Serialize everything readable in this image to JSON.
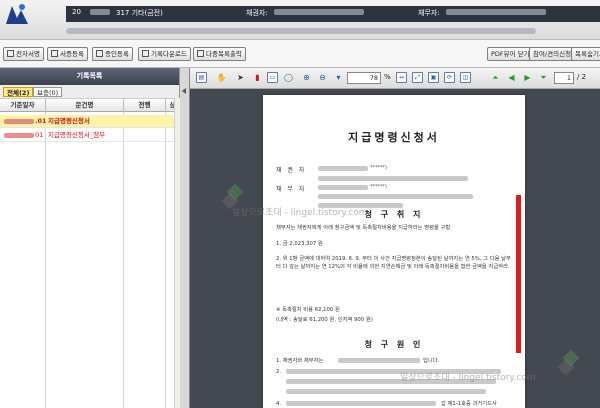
{
  "header": {
    "year_text": "20",
    "case_text": "317 기타(금전)",
    "creditor_label": "채권자:",
    "debtor_label": "채무자:"
  },
  "toolbar": {
    "buttons": [
      "전자서명",
      "서증등록",
      "증인등록",
      "기록다운로드",
      "다중목록출력"
    ],
    "pdf_btn": "PDF뷰어 닫기",
    "consult_btn": "참여/견의신청",
    "list_btn": "목록숨기기"
  },
  "left_panel": {
    "title": "기록목록",
    "tab_all": "전체(2)",
    "tab_supp": "보충(0)",
    "columns": [
      "기준일자",
      "문건명",
      "전행",
      "상"
    ],
    "rows": [
      {
        "date_suffix": ".01",
        "name": "지급명령신청서",
        "selected": true
      },
      {
        "date_suffix": "01",
        "name": "지급명령신청서_첨부",
        "selected": false
      }
    ]
  },
  "viewer": {
    "zoom": "78",
    "pct": "%",
    "page": "1",
    "total": "/ 2"
  },
  "document": {
    "title": "지급명령신청서",
    "creditor": "채   권   자",
    "debtor": "채   무   자",
    "stars1": "******)",
    "stars2": "******)",
    "section_claim": "청 구 취 지",
    "p1": "채무자는 채권자에게 아래 청구금액 및 독촉절차비용을 지급하라는 명령을 구함",
    "p2": "1. 금 2,023,307 원",
    "p3": "2. 위 1항 금액에 대하여 2019. 6. 9. 부터 이 사건 지급명령정본이 송달된 날까지는 연 5%, 그 다음 날부터 다 갚는 날까지는 연 12%의 각 비율에 의한 지연손해금 및 아래 독촉절차비용을 합한 금액을 지급하라.",
    "p4": "※ 독촉절차 비용 62,100 원",
    "p5": "(내역 : 송달료 61,200 원, 인지액 900 원)",
    "section_cause": "청 구 원 인",
    "p6": "1. 채권자와 채무자는",
    "p6b": "입니다.",
    "p7": "2.",
    "p8": "4.",
    "p8b": "갑 제1-1호증 과거기드사"
  },
  "watermark": "일상으로초대 - lingel.tistory.com",
  "watermark2": "일상으로초대 - lingel.tistory.com"
}
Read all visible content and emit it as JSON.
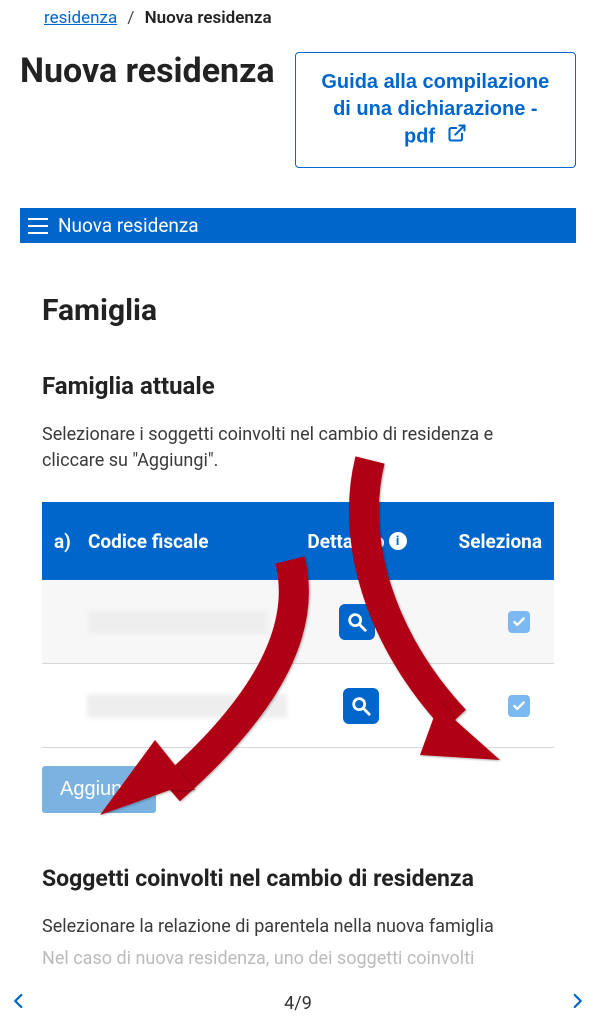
{
  "breadcrumb": {
    "link": "residenza",
    "current": "Nuova residenza"
  },
  "page_title": "Nuova residenza",
  "guide_button": "Guida alla compilazione di una dichiarazione - pdf",
  "section_bar": "Nuova residenza",
  "family": {
    "heading": "Famiglia",
    "current_heading": "Famiglia attuale",
    "instruction": "Selezionare i soggetti coinvolti nel cambio di residenza e cliccare su \"Aggiungi\".",
    "table": {
      "col_a": "a)",
      "col_fiscale": "Codice fiscale",
      "col_dettaglio": "Dettaglio",
      "col_seleziona": "Seleziona"
    },
    "add_button": "Aggiungi",
    "subjects_heading": "Soggetti coinvolti nel cambio di residenza",
    "subjects_text": "Selezionare la relazione di parentela nella nuova famiglia",
    "subjects_text2": "Nel caso di nuova residenza, uno dei soggetti coinvolti"
  },
  "pager": "4/9"
}
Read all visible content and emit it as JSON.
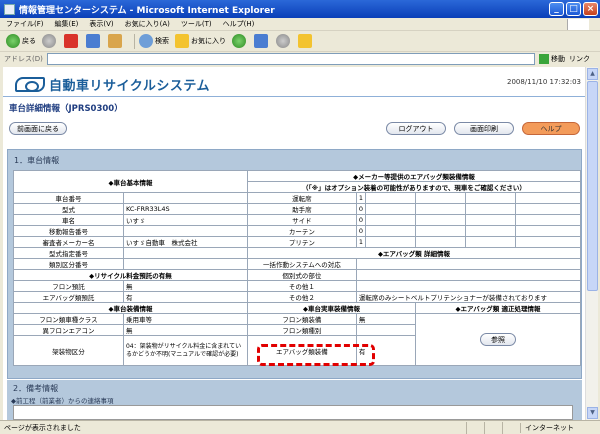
{
  "window": {
    "title": "情報管理センターシステム - Microsoft Internet Explorer"
  },
  "menu": [
    "ファイル(F)",
    "編集(E)",
    "表示(V)",
    "お気に入り(A)",
    "ツール(T)",
    "ヘルプ(H)"
  ],
  "toolbar": {
    "back": "戻る",
    "search": "検索",
    "favorites": "お気に入り"
  },
  "address": {
    "label": "アドレス(D)",
    "go": "移動",
    "links": "リンク"
  },
  "page": {
    "logo_text": "自動車リサイクルシステム",
    "datetime": "2008/11/10 17:32:03",
    "screen_title": "車台詳細情報（JPRS0300）",
    "buttons": {
      "back_to_prev": "前画面に戻る",
      "logout": "ログアウト",
      "print": "画面印刷",
      "help": "ヘルプ"
    },
    "section1_title": "1．車台情報",
    "section2_title": "2．備考情報",
    "section2_sub": "◆前工程（前業者）からの連絡事項"
  },
  "table": {
    "basic_header": "◆車台基本情報",
    "maker_header_1": "◆メーカー等提供のエアバッグ類装備情報",
    "maker_header_2": "（「※」はオプション装着の可能性がありますので、現車をご確認ください）",
    "basic_rows": [
      {
        "label": "車台番号",
        "value": ""
      },
      {
        "label": "型式",
        "value": "KC-FRR33L4S"
      },
      {
        "label": "車名",
        "value": "いすゞ"
      },
      {
        "label": "移動報告番号",
        "value": ""
      },
      {
        "label": "審査者メーカー名",
        "value": "いすゞ自動車　株式会社"
      },
      {
        "label": "型式指定番号",
        "value": ""
      },
      {
        "label": "類別区分番号",
        "value": ""
      }
    ],
    "airbag_rows": [
      {
        "label": "運転席",
        "value": "1"
      },
      {
        "label": "助手席",
        "value": "0"
      },
      {
        "label": "サイド",
        "value": "0"
      },
      {
        "label": "カーテン",
        "value": "0"
      },
      {
        "label": "プリテン",
        "value": "1"
      }
    ],
    "airbag_detail_header": "◆エアバッグ類 詳細情報",
    "detail_rows": [
      {
        "label": "一括作動システムへの対応",
        "value": ""
      },
      {
        "label": "個別式の部位",
        "value": ""
      },
      {
        "label": "その他１",
        "value": ""
      },
      {
        "label": "その他２",
        "value": "運転席のみシートベルトプリテンショナーが装備されております"
      }
    ],
    "recycle_header": "◆リサイクル料金預託の有無",
    "recycle_rows": [
      {
        "label": "フロン預託",
        "value": "無"
      },
      {
        "label": "エアバッグ類預託",
        "value": "有"
      }
    ],
    "equip_header": "◆車台装備情報",
    "actual_header": "◆車台実車装備情報",
    "proper_header": "◆エアバッグ類 適正処理情報",
    "equip_rows": [
      {
        "label": "フロン類車種クラス",
        "value": "乗用車等"
      },
      {
        "label": "異フロンエアコン",
        "value": "無"
      },
      {
        "label": "架装物区分",
        "value": "04：架装物がリサイクル料金に含まれているかどうか不明(マニュアルで確認が必要)"
      }
    ],
    "actual_rows": [
      {
        "label": "フロン類装備",
        "value": "無"
      },
      {
        "label": "フロン類種別",
        "value": ""
      },
      {
        "label": "エアバッグ類装備",
        "value": "有"
      }
    ],
    "reference_button": "参照"
  },
  "status": {
    "message": "ページが表示されました",
    "zone": "インターネット"
  }
}
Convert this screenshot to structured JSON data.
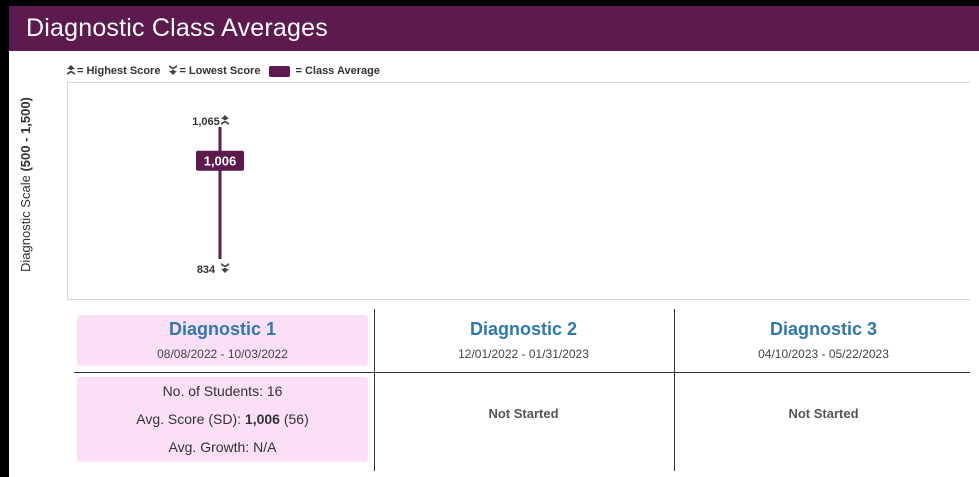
{
  "header": {
    "title": "Diagnostic Class Averages"
  },
  "legend": {
    "highest": {
      "icon": "highest-score-icon",
      "label": "= Highest Score"
    },
    "lowest": {
      "icon": "lowest-score-icon",
      "label": "= Lowest Score"
    },
    "average": {
      "label": "= Class Average",
      "color": "#5c1a4e"
    }
  },
  "chart_data": {
    "type": "range",
    "ylabel": "Diagnostic Scale",
    "ylabel_range": "(500 - 1,500)",
    "ylim": [
      500,
      1500
    ],
    "grid": false,
    "series": [
      {
        "category": "Diagnostic 1",
        "high": 1065,
        "high_label": "1,065",
        "low": 834,
        "low_label": "834",
        "average": 1006,
        "average_label": "1,006",
        "color": "#5c1a4e"
      }
    ]
  },
  "sessions": [
    {
      "title": "Diagnostic 1",
      "dates": "08/08/2022 - 10/03/2022",
      "active": true,
      "students_label": "No. of Students: 16",
      "avg_label": "Avg. Score (SD): ",
      "avg_value": "1,006",
      "avg_sd": " (56)",
      "growth_label": "Avg. Growth: N/A"
    },
    {
      "title": "Diagnostic 2",
      "dates": "12/01/2022 - 01/31/2023",
      "active": false,
      "status": "Not Started"
    },
    {
      "title": "Diagnostic 3",
      "dates": "04/10/2023 - 05/22/2023",
      "active": false,
      "status": "Not Started"
    }
  ],
  "colors": {
    "brand": "#5c1a4e",
    "link": "#2f78b0",
    "highlight": "#fbdff7"
  }
}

________

- EXERCISE REQUIREMENTS
Pull out and copy each line containing the string "cambio".

- EXERCISE OUTPUT
    "instruction": "Selezionare i soggetti coinvolti nel cambio di residenza e cliccare su \"Aggiungi\".",
    "subjects_heading": "Soggetti coinvolti nel cambio di residenza",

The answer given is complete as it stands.